- _LISTING_
□ □ □ □ □
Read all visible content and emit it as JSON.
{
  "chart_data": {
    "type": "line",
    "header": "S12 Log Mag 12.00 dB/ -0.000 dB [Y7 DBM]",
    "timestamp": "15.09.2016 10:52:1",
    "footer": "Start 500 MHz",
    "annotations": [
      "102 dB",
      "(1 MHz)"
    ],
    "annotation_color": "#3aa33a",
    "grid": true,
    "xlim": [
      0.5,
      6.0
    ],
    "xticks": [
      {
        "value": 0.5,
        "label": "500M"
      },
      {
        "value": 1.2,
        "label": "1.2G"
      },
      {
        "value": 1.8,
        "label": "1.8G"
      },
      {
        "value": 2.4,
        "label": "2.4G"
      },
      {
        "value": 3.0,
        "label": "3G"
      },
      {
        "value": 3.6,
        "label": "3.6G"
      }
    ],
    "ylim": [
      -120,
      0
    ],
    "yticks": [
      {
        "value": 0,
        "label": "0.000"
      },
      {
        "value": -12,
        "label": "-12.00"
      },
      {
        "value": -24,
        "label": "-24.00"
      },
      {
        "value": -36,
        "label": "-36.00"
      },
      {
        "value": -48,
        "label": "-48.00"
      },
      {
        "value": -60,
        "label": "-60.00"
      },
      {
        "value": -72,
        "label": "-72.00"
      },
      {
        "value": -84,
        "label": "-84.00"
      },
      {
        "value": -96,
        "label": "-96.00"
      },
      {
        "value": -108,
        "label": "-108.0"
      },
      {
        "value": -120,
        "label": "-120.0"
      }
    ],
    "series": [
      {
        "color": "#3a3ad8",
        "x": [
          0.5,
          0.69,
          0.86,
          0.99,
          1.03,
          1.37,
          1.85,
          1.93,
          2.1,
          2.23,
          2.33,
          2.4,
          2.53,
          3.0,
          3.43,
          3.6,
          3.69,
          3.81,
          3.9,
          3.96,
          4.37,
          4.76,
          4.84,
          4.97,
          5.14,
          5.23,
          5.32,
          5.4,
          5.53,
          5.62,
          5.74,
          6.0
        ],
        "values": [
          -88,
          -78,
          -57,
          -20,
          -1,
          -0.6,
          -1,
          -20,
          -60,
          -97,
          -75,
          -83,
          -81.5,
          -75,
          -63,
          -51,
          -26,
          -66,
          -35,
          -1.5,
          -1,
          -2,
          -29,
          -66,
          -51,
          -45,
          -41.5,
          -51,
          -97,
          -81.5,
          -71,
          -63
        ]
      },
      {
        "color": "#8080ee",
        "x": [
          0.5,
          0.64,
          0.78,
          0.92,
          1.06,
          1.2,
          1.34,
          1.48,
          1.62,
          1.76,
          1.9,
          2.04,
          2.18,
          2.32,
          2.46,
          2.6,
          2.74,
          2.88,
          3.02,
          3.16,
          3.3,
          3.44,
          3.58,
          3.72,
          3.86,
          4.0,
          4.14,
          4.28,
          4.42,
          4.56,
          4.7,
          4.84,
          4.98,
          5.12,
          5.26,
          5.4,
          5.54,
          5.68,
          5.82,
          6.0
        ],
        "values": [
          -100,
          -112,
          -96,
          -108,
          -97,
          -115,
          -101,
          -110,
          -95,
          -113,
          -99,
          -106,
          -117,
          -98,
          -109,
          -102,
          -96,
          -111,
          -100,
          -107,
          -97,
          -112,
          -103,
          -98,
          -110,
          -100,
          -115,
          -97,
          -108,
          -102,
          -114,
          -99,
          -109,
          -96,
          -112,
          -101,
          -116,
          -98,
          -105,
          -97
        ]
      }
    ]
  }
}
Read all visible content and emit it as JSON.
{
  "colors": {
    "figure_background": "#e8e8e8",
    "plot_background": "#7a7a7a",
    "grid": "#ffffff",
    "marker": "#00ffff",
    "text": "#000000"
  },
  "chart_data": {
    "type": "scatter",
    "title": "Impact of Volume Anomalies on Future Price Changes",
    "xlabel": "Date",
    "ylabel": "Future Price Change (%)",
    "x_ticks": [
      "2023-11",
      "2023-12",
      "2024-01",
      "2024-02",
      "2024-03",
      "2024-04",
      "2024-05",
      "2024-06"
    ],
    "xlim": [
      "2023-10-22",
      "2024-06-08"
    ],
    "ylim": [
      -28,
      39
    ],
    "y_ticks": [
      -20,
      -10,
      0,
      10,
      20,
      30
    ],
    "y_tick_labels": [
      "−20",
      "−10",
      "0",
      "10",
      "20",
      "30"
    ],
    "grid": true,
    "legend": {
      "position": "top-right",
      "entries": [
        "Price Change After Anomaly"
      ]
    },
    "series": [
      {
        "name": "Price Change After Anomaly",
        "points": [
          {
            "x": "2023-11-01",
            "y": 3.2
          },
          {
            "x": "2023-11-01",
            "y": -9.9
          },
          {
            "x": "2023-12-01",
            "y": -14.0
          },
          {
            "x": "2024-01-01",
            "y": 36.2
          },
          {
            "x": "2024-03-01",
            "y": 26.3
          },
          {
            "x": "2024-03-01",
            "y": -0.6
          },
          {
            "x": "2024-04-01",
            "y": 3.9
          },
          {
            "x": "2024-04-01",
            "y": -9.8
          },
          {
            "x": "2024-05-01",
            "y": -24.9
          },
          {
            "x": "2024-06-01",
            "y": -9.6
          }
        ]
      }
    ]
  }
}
□ □ □ □ □
- _REQUIREMENT_
In the records above, tally the lines where the word "After" appears, and give the number and nothing else.

- _OUTPUT_
2